> Task directions:
Repeat the material below word for word and leave out all pictures.
* * *
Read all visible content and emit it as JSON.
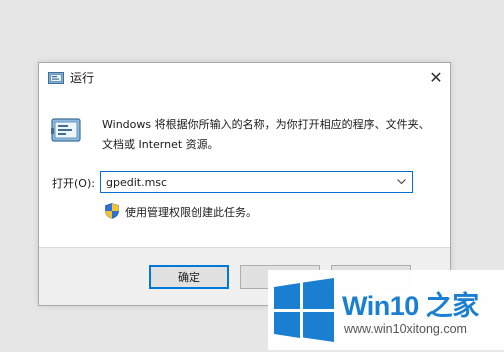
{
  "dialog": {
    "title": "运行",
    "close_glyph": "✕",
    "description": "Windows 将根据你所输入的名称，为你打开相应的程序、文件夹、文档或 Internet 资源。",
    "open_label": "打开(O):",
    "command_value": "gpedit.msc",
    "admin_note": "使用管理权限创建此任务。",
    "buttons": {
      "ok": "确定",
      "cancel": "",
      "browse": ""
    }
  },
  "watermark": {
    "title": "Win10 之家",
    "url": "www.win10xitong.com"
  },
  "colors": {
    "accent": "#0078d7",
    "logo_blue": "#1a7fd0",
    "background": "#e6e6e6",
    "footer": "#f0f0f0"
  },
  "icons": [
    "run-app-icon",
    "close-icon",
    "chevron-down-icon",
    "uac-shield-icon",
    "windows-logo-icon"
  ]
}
* * *
> Exercise solution:
Read all visible content and emit it as JSON.
{
  "dialog": {
    "title": "运行",
    "close_glyph": "✕",
    "description": "Windows 将根据你所输入的名称，为你打开相应的程序、文件夹、文档或 Internet 资源。",
    "open_label": "打开(O):",
    "command_value": "gpedit.msc",
    "admin_note": "使用管理权限创建此任务。",
    "buttons": {
      "ok": "确定",
      "cancel": "",
      "browse": ""
    }
  },
  "watermark": {
    "title": "Win10 之家",
    "url": "www.win10xitong.com"
  },
  "colors": {
    "accent": "#0078d7",
    "logo_blue": "#1a7fd0",
    "background": "#e6e6e6",
    "footer": "#f0f0f0"
  },
  "icons": [
    "run-app-icon",
    "close-icon",
    "chevron-down-icon",
    "uac-shield-icon",
    "windows-logo-icon"
  ]
}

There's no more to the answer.